* Begin Material provided *
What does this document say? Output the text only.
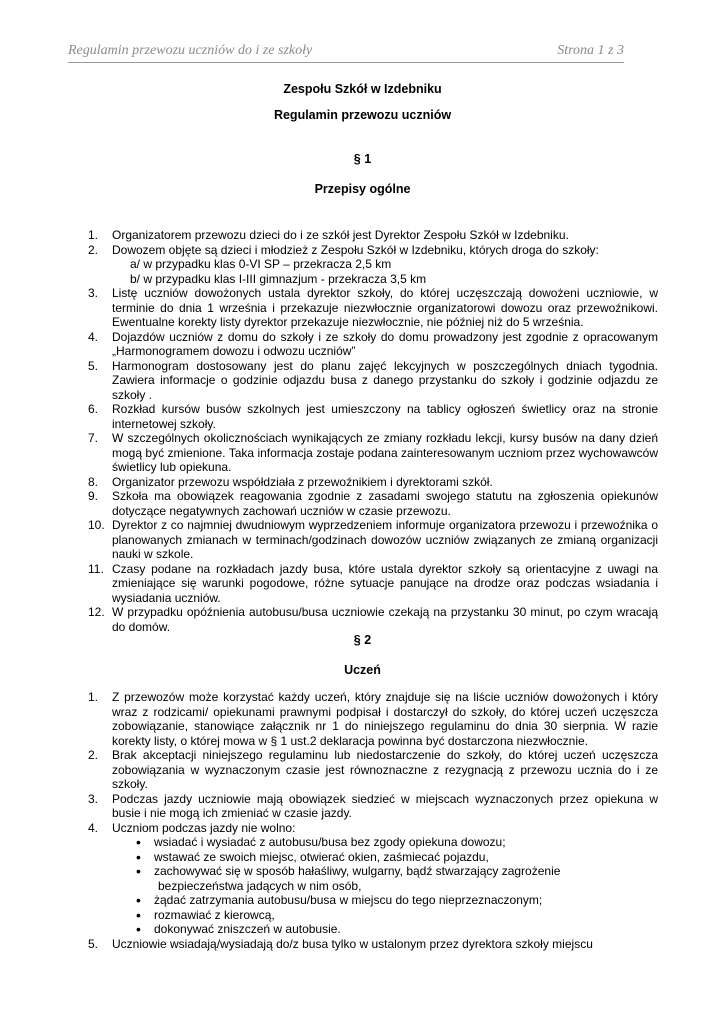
Regulamin przewozu uczniów do i ze szkoły	Strona 1 z 3
Zespołu Szkół w Izdebniku
Regulamin przewozu uczniów
§ 1
Przepisy ogólne
1. Organizatorem przewozu dzieci do i ze szkół jest Dyrektor Zespołu Szkół w Izdebniku.
2. Dowozem objęte są dzieci i młodzież z Zespołu Szkół w Izdebniku, których droga do szkoły:
a/ w przypadku klas 0-VI SP – przekracza 2,5 km
b/ w przypadku klas I-III gimnazjum - przekracza 3,5 km
3. Listę uczniów dowożonych ustala dyrektor szkoły, do której uczęszczają dowożeni uczniowie, w terminie do dnia 1 września i przekazuje niezwłocznie organizatorowi dowozu oraz przewoźnikowi. Ewentualne korekty listy dyrektor przekazuje niezwłocznie, nie później niż do 5 września.
4. Dojazdów uczniów z domu do szkoły i ze szkoły do domu prowadzony jest zgodnie z opracowanym „Harmonogramem dowozu i odwozu uczniów”
5. Harmonogram dostosowany jest do planu zajęć lekcyjnych w poszczególnych dniach tygodnia. Zawiera informacje o godzinie odjazdu busa z danego przystanku do szkoły i godzinie odjazdu ze szkoły .
6. Rozkład kursów busów szkolnych jest umieszczony na tablicy ogłoszeń świetlicy oraz na stronie internetowej szkoły.
7. W szczególnych okolicznościach wynikających ze zmiany rozkładu lekcji, kursy busów na dany dzień mogą być zmienione. Taka informacja zostaje podana zainteresowanym uczniom przez wychowawców świetlicy lub opiekuna.
8. Organizator przewozu współdziała z przewoźnikiem i dyrektorami szkół.
9. Szkoła ma obowiązek reagowania zgodnie z zasadami swojego statutu na zgłoszenia opiekunów dotyczące negatywnych zachowań uczniów w czasie przewozu.
10. Dyrektor z co najmniej dwudniowym wyprzedzeniem informuje organizatora przewozu i przewoźnika o planowanych zmianach w terminach/godzinach dowozów uczniów związanych ze zmianą organizacji nauki w szkole.
11. Czasy podane na rozkładach jazdy busa, które ustala dyrektor szkoły są orientacyjne z uwagi na zmieniające się warunki pogodowe, różne sytuacje panujące na drodze oraz podczas wsiadania i wysiadania uczniów.
12. W przypadku opóźnienia autobusu/busa uczniowie czekają na przystanku 30 minut, po czym wracają do domów.
§ 2
Uczeń
1. Z przewozów może korzystać każdy uczeń, który znajduje się na liście uczniów dowożonych i który wraz z rodzicami/ opiekunami prawnymi podpisał i dostarczył do szkoły, do której uczeń uczęszcza zobowiązanie, stanowiące załącznik nr 1 do niniejszego regulaminu do dnia 30 sierpnia. W razie korekty listy, o której mowa w § 1 ust.2 deklaracja powinna być dostarczona niezwłocznie.
2. Brak akceptacji niniejszego regulaminu lub niedostarczenie do szkoły, do której uczeń uczęszcza zobowiązania w wyznaczonym czasie jest równoznaczne z rezygnacją z przewozu ucznia do i ze szkoły.
3. Podczas jazdy uczniowie mają obowiązek siedzieć w miejscach wyznaczonych przez opiekuna w busie i nie mogą ich zmieniać w czasie jazdy.
4. Uczniom podczas jazdy nie wolno:
• wsiadać i wysiadać z autobusu/busa bez zgody opiekuna dowozu;
• wstawać ze swoich miejsc, otwierać okien, zaśmiecać pojazdu,
• zachowywać się w sposób hałaśliwy, wulgarny, bądź stwarzający zagrożenie
bezpieczeństwa jadących w nim osób,
• żądać zatrzymania autobusu/busa w miejscu do tego nieprzeznaczonym;
• rozmawiać z kierowcą,
• dokonywać zniszczeń w autobusie.
5. Uczniowie wsiadają/wysiadają do/z busa tylko w ustalonym przez dyrektora szkoły miejscu
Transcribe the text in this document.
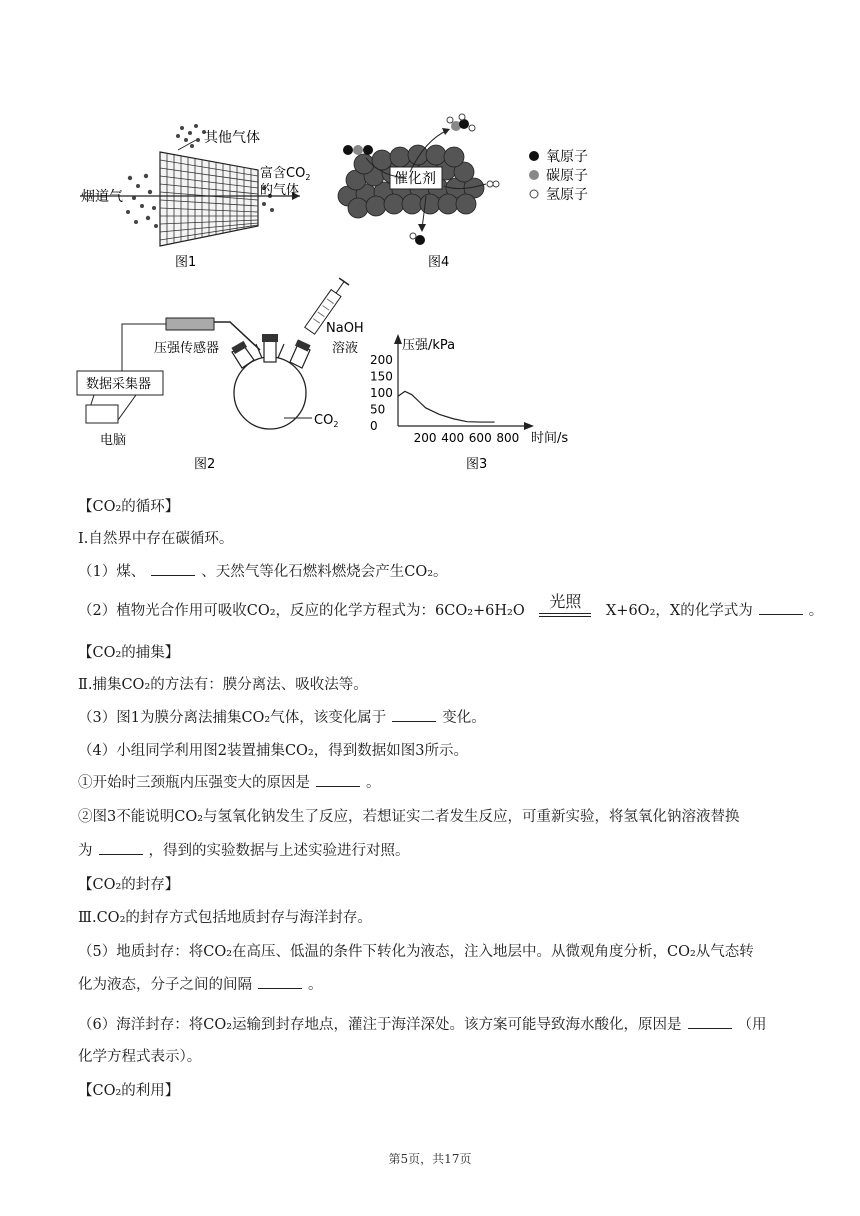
烟道气
其他气体
富含$CO_2$
的气体
图1
催化剂
氧原子
碳原子
氢原子
图4
数据采集器
压强传感器
电脑
NaOH
溶液
$CO_2$
图2
压强/kPa
时间/s
200 400 600 800
200
150
100
50
0
图3
【CO₂的循环】
Ⅰ.自然界中存在碳循环。
（1）煤、	、天然气等化石燃料燃烧会产生CO₂。
（2）植物光合作用可吸收CO₂，反应的化学方程式为：6CO₂+6H₂O	光照	X+6O₂，X的化学式为	。
【CO₂的捕集】
Ⅱ.捕集CO₂的方法有：膜分离法、吸收法等。
（3）图1为膜分离法捕集CO₂气体，该变化属于	变化。
（4）小组同学利用图2装置捕集CO₂，得到数据如图3所示。
①开始时三颈瓶内压强变大的原因是	。
②图3不能说明CO₂与氢氧化钠发生了反应，若想证实二者发生反应，可重新实验，将氢氧化钠溶液替换
为	，得到的实验数据与上述实验进行对照。
【CO₂的封存】
Ⅲ.CO₂的封存方式包括地质封存与海洋封存。
（5）地质封存：将CO₂在高压、低温的条件下转化为液态，注入地层中。从微观角度分析，CO₂从气态转
化为液态，分子之间的间隔	。
（6）海洋封存：将CO₂运输到封存地点，灌注于海洋深处。该方案可能导致海水酸化，原因是	（用
化学方程式表示）。
【CO₂的利用】
第5页，共17页
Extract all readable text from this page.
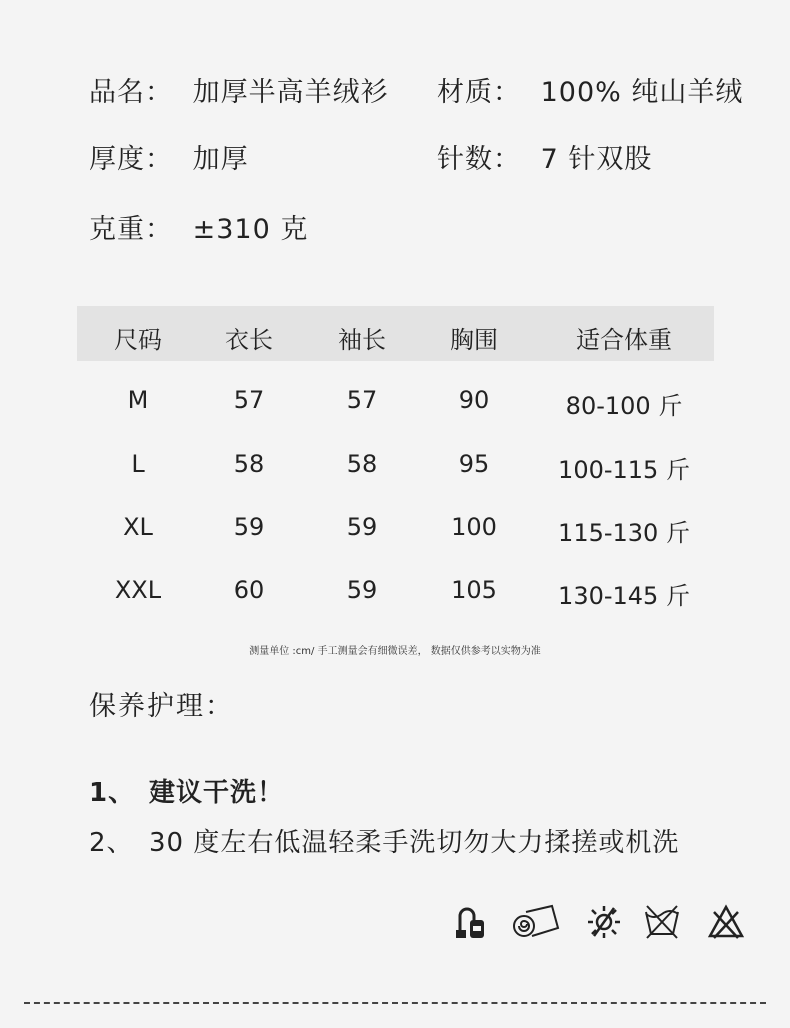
品名： 加厚半高羊绒衫 材质： 100% 纯山羊绒
厚度： 加厚	针数： 7 针双股
克重： ±310 克
尺码	衣长	袖长	胸围	适合体重
M	57	57	90	80-100 斤
L	58	58	95	100-115 斤
XL	59	59	100	115-130 斤
XXL	60	59	105	130-145 斤
测量单位 :cm/ 手工测量会有细微误差， 数据仅供参考以实物为准
保养护理：
1、 建议干洗！
2、 30 度左右低温轻柔手洗切勿大力揉搓或机洗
* End Material provided *
--- Work to complete ---
Go to the line containing "Transcribe the text in this document.", then write out word for word every line from there to the end of the listing. Keep both end lines and drop the pictures.

--- Exercise response ---
Transcribe the text in this document.
烟道气
其他气体
富含$CO_2$
的气体
图1
催化剂
氧原子
碳原子
氢原子
图4
数据采集器
压强传感器
电脑
NaOH
溶液
$CO_2$
图2
压强/kPa
时间/s
200 400 600 800
200
150
100
50
0
图3
【CO₂的循环】
Ⅰ.自然界中存在碳循环。
（1）煤、	、天然气等化石燃料燃烧会产生CO₂。
（2）植物光合作用可吸收CO₂，反应的化学方程式为：6CO₂+6H₂O	光照	X+6O₂，X的化学式为	。
【CO₂的捕集】
Ⅱ.捕集CO₂的方法有：膜分离法、吸收法等。
（3）图1为膜分离法捕集CO₂气体，该变化属于	变化。
（4）小组同学利用图2装置捕集CO₂，得到数据如图3所示。
①开始时三颈瓶内压强变大的原因是	。
②图3不能说明CO₂与氢氧化钠发生了反应，若想证实二者发生反应，可重新实验，将氢氧化钠溶液替换
为	，得到的实验数据与上述实验进行对照。
【CO₂的封存】
Ⅲ.CO₂的封存方式包括地质封存与海洋封存。
（5）地质封存：将CO₂在高压、低温的条件下转化为液态，注入地层中。从微观角度分析，CO₂从气态转
化为液态，分子之间的间隔	。
（6）海洋封存：将CO₂运输到封存地点，灌注于海洋深处。该方案可能导致海水酸化，原因是	（用
化学方程式表示）。
【CO₂的利用】
第5页，共17页
Extract all readable text from this page.
品名： 加厚半高羊绒衫 材质： 100% 纯山羊绒
厚度： 加厚	针数： 7 针双股
克重： ±310 克
尺码	衣长	袖长	胸围	适合体重
M	57	57	90	80-100 斤
L	58	58	95	100-115 斤
XL	59	59	100	115-130 斤
XXL	60	59	105	130-145 斤
测量单位 :cm/ 手工测量会有细微误差， 数据仅供参考以实物为准
保养护理：
1、 建议干洗！
2、 30 度左右低温轻柔手洗切勿大力揉搓或机洗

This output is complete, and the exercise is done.